• _Task prompt_:
Which lines below hold the word "occur"? Copy all of them.

• _Records supplied_:
********
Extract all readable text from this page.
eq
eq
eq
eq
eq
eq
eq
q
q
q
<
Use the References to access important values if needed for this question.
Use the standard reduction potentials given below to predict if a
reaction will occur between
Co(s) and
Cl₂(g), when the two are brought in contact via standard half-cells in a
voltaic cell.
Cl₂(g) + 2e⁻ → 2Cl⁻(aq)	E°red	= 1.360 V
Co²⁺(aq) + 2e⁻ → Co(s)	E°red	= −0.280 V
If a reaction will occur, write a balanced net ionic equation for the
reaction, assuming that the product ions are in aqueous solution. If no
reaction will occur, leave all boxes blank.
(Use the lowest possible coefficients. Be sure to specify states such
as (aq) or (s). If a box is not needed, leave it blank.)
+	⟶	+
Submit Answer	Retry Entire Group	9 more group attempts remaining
********
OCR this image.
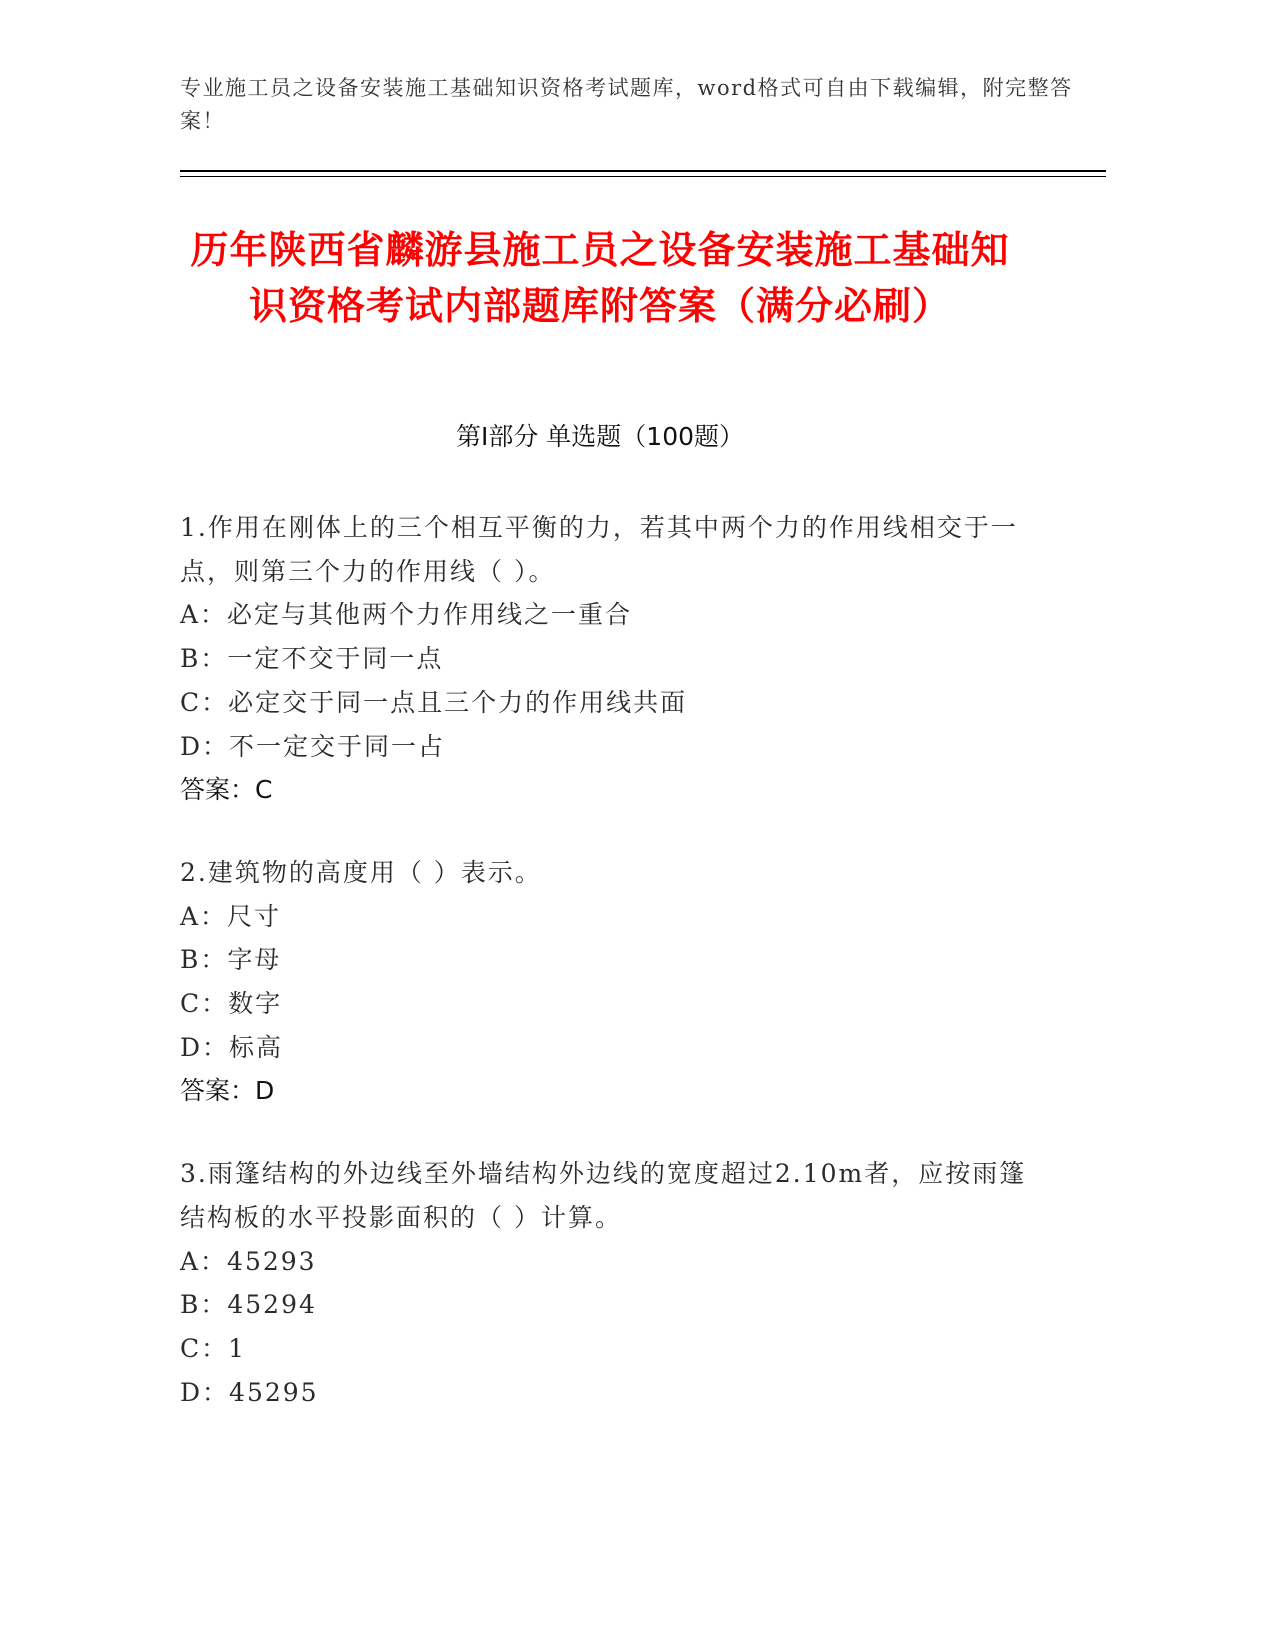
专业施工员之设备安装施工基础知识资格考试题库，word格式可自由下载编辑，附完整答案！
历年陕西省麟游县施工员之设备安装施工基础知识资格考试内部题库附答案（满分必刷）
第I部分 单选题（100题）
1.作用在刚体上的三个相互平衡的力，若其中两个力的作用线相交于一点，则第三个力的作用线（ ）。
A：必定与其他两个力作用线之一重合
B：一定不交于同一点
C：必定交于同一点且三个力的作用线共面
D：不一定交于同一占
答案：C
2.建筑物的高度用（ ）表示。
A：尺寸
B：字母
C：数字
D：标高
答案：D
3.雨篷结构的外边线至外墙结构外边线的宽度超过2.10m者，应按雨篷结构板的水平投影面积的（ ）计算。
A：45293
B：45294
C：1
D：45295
********
• _Expected output_:
reaction will occur between
If a reaction will occur, write a balanced net ionic equation for the
reaction will occur, leave all boxes blank.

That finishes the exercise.